* What the exercise asks: Copy exactly the lines of the records below, starting at the line that contains "Serialize everything readable" and continuing through the last line, both included; omit any pictures.
○ ○ ○ ○ ○ ○ ○
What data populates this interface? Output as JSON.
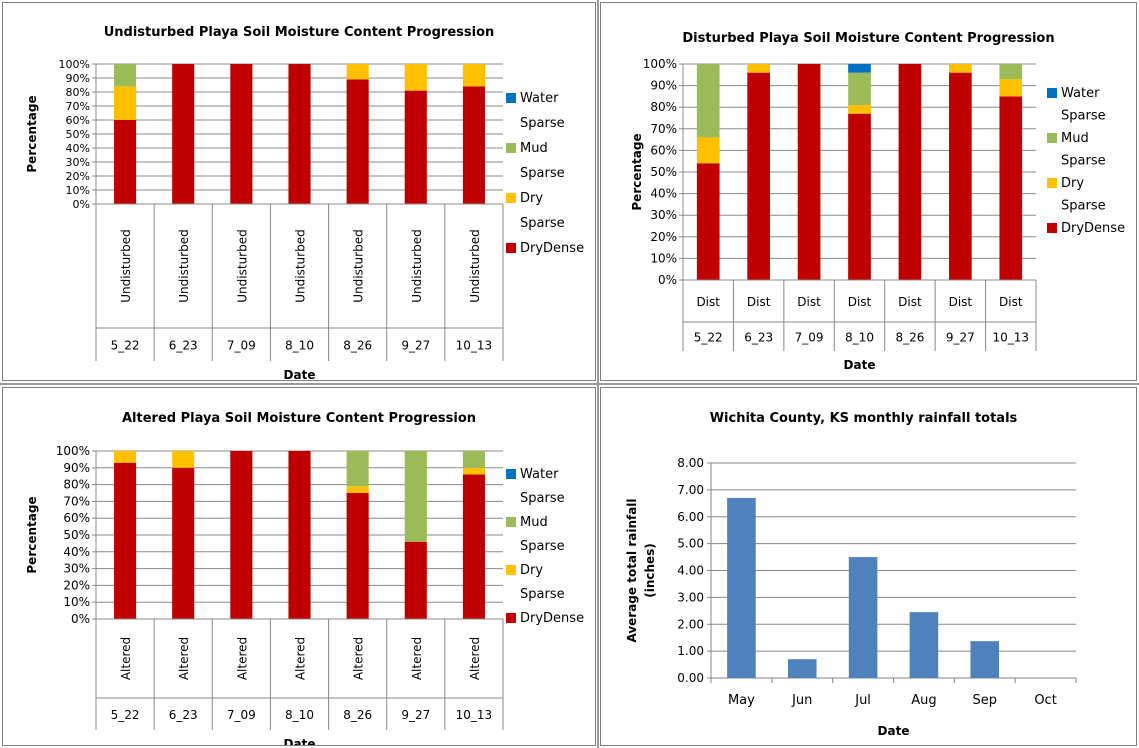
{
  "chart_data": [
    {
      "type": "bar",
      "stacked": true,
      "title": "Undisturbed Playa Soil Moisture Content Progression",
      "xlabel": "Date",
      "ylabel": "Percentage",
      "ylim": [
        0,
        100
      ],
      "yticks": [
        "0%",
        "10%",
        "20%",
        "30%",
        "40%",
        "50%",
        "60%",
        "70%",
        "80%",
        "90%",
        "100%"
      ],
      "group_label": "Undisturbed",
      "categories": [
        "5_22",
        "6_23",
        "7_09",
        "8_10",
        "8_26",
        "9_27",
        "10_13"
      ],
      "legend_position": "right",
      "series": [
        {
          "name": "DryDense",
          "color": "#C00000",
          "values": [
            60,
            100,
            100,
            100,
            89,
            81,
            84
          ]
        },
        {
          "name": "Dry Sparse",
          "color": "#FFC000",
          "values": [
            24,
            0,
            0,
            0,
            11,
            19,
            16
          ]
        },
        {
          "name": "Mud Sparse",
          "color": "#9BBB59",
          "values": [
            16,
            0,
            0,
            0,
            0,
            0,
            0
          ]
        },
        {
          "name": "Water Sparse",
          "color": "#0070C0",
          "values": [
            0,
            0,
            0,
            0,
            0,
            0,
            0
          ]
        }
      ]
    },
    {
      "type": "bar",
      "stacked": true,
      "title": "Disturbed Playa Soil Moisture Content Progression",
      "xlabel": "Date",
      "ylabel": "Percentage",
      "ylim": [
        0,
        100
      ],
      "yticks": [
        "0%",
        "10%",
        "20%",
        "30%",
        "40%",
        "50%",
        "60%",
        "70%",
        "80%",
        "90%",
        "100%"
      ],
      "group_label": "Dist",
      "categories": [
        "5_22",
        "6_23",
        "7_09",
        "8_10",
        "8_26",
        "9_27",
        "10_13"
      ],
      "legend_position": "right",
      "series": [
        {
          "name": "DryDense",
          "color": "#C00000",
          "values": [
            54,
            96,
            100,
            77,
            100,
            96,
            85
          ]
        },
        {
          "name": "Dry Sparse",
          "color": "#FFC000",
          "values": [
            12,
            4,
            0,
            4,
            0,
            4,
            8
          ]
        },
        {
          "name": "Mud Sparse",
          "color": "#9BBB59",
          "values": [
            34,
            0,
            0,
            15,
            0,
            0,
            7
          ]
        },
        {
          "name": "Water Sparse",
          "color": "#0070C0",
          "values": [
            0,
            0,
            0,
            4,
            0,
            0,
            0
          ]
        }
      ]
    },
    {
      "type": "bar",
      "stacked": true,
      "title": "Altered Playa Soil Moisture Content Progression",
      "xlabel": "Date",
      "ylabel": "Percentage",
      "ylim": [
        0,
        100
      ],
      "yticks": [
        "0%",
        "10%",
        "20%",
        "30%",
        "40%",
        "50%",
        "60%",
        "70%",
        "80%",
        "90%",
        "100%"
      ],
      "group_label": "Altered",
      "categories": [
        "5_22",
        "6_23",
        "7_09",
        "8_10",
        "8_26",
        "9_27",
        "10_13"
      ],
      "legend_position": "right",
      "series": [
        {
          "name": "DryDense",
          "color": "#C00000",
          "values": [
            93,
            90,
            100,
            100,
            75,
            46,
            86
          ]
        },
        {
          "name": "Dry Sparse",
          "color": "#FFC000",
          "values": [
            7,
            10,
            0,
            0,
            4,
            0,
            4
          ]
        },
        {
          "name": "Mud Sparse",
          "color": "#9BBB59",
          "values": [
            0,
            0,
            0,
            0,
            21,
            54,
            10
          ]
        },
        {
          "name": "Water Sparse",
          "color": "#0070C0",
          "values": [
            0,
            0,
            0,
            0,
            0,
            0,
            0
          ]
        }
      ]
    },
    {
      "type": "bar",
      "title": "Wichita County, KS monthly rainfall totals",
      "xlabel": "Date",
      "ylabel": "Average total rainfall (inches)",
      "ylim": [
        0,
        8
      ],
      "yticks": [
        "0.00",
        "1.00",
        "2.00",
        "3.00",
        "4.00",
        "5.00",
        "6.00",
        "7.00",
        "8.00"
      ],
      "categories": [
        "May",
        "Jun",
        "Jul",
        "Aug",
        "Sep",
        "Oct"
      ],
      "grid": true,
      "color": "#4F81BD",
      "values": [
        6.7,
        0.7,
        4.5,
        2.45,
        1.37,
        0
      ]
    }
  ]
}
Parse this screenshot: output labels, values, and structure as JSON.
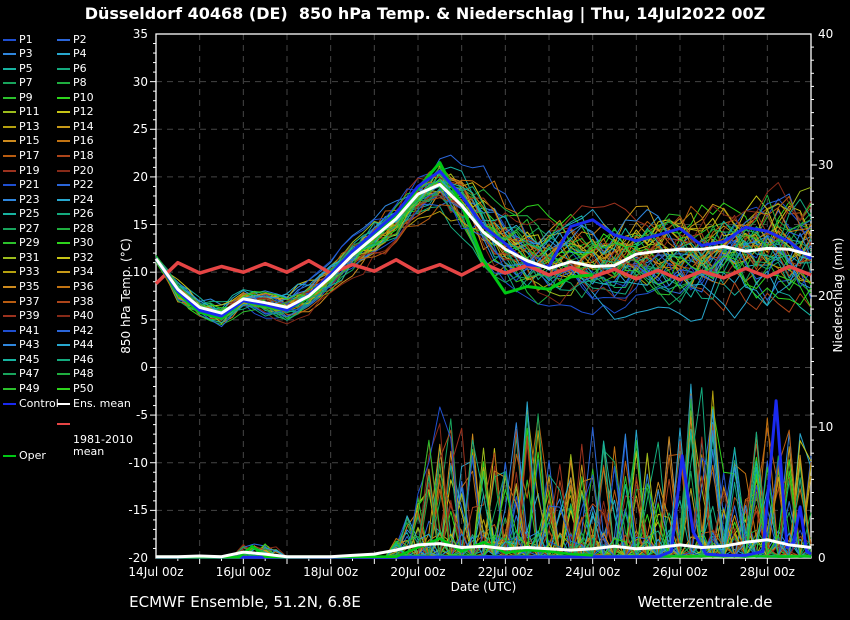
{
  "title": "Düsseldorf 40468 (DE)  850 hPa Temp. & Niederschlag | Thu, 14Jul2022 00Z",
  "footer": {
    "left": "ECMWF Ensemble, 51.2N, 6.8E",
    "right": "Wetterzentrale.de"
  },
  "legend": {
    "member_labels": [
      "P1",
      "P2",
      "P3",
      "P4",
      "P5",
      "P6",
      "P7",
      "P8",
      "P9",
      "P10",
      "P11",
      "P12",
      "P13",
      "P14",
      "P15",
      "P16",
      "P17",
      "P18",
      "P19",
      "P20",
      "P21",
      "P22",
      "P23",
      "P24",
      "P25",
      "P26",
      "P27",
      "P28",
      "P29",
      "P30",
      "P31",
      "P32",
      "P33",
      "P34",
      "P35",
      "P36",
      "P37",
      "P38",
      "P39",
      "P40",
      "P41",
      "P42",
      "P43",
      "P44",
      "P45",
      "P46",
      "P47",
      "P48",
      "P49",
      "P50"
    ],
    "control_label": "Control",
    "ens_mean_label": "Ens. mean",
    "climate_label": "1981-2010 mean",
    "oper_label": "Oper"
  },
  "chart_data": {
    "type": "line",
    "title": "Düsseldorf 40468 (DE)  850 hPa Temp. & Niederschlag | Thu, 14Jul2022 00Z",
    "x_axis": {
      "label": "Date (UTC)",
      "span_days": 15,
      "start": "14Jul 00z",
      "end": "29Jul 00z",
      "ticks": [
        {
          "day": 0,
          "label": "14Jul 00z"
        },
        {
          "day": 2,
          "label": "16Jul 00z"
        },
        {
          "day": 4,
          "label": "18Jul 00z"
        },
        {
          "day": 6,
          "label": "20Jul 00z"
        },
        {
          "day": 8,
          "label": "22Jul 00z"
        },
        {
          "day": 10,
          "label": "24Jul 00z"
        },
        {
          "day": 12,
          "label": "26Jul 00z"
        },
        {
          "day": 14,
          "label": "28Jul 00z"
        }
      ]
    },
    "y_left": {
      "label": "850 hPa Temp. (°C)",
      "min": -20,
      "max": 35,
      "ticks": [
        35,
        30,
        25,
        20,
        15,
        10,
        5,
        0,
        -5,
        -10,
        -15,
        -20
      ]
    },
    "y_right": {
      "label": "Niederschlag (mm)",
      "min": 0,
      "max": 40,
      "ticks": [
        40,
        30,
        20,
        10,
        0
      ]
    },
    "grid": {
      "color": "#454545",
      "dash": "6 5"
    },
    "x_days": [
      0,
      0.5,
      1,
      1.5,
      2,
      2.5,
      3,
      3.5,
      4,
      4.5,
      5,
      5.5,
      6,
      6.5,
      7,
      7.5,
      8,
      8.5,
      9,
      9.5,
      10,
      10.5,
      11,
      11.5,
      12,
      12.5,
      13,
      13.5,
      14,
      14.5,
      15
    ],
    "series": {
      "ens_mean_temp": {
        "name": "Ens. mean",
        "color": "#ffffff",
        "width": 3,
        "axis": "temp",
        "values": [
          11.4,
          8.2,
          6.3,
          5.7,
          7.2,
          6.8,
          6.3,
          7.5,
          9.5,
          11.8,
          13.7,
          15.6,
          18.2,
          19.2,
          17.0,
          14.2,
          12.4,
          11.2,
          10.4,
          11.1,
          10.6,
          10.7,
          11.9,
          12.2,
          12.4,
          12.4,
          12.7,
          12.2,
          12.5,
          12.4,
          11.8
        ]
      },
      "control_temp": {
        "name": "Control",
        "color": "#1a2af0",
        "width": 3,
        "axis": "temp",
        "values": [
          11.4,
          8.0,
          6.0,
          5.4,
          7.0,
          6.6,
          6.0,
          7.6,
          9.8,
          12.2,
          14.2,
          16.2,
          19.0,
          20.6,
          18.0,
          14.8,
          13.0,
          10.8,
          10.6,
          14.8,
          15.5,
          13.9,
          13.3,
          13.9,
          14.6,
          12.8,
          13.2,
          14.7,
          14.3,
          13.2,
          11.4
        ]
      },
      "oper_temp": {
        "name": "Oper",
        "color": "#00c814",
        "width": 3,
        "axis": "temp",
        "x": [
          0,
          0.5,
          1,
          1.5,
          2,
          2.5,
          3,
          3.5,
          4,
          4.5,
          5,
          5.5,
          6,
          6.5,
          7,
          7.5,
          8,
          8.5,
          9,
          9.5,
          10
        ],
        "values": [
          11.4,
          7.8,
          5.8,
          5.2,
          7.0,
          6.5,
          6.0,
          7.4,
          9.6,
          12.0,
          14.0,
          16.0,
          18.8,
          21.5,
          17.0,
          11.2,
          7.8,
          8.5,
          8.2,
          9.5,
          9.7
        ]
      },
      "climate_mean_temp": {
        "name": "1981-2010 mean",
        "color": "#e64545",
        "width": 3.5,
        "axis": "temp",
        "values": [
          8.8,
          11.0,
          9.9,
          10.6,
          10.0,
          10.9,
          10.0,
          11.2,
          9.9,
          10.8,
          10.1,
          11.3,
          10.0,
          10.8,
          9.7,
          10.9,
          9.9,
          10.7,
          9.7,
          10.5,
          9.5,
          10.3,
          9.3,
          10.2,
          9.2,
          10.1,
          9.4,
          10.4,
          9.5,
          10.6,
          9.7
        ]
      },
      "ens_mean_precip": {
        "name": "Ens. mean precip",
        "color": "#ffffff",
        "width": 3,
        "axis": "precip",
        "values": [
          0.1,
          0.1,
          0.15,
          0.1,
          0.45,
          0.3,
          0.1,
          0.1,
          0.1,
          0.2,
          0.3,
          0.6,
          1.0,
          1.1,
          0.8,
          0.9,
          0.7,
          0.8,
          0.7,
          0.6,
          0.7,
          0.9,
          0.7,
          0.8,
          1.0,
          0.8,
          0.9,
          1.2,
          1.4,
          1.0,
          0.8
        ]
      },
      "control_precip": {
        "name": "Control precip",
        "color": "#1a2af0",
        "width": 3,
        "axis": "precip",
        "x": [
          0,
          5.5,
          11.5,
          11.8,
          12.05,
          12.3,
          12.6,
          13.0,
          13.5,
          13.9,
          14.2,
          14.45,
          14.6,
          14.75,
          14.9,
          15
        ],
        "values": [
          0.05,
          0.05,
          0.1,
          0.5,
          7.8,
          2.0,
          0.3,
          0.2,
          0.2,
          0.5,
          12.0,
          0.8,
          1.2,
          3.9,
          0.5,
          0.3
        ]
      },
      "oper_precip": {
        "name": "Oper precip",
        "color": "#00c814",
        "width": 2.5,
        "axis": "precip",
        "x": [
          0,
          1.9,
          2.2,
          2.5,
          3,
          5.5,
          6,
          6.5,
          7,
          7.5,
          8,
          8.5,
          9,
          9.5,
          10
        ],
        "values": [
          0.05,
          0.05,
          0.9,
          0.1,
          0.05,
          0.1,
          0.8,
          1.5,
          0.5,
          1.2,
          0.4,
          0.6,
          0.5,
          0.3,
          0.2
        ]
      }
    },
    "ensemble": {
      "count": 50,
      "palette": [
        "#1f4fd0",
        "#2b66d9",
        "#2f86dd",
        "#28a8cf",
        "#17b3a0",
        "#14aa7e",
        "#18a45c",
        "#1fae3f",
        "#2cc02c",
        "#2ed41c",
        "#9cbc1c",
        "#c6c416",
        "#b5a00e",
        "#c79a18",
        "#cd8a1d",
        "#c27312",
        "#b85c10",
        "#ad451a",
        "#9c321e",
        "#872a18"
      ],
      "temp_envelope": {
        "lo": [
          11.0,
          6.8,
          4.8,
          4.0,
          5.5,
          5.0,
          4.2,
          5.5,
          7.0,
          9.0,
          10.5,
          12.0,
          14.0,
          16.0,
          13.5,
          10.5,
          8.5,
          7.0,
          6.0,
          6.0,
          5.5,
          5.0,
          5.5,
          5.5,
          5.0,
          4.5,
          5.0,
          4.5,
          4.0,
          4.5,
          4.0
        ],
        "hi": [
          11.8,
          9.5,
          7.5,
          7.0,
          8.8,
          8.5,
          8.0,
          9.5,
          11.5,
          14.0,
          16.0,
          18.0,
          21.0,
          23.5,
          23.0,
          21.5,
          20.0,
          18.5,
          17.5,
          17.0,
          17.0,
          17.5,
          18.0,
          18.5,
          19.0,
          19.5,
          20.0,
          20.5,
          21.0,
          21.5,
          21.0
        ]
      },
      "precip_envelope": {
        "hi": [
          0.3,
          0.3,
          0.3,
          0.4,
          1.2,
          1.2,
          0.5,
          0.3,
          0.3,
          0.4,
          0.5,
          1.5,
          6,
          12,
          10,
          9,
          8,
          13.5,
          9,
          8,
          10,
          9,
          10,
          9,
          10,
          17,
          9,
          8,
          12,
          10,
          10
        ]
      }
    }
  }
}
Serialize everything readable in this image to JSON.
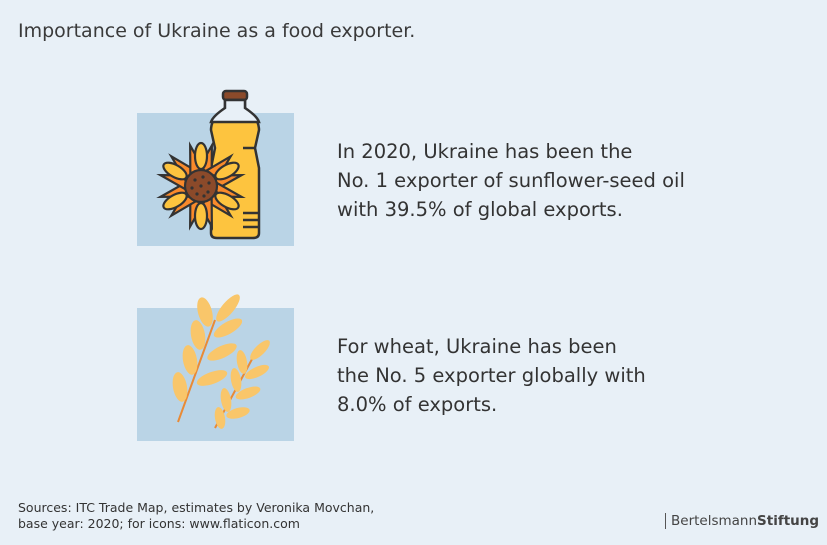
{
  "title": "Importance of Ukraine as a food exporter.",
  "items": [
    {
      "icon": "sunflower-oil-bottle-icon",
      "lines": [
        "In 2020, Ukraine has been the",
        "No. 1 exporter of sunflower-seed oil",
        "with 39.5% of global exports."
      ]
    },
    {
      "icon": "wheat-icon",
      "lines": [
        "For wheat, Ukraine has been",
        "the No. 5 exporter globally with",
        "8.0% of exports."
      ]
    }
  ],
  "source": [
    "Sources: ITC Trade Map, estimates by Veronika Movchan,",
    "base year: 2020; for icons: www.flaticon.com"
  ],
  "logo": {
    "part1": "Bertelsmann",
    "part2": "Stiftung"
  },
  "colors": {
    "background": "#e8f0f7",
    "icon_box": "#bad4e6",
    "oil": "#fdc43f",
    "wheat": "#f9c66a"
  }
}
○ ○ ○ ○ ○ ○ ○
* Solution for this task:
Serialize everything readable in this image to JSON.
{
  "title": "Importance of Ukraine as a food exporter.",
  "items": [
    {
      "icon": "sunflower-oil-bottle-icon",
      "lines": [
        "In 2020, Ukraine has been the",
        "No. 1 exporter of sunflower-seed oil",
        "with 39.5% of global exports."
      ]
    },
    {
      "icon": "wheat-icon",
      "lines": [
        "For wheat, Ukraine has been",
        "the No. 5 exporter globally with",
        "8.0% of exports."
      ]
    }
  ],
  "source": [
    "Sources: ITC Trade Map, estimates by Veronika Movchan,",
    "base year: 2020; for icons: www.flaticon.com"
  ],
  "logo": {
    "part1": "Bertelsmann",
    "part2": "Stiftung"
  },
  "colors": {
    "background": "#e8f0f7",
    "icon_box": "#bad4e6",
    "oil": "#fdc43f",
    "wheat": "#f9c66a"
  }
}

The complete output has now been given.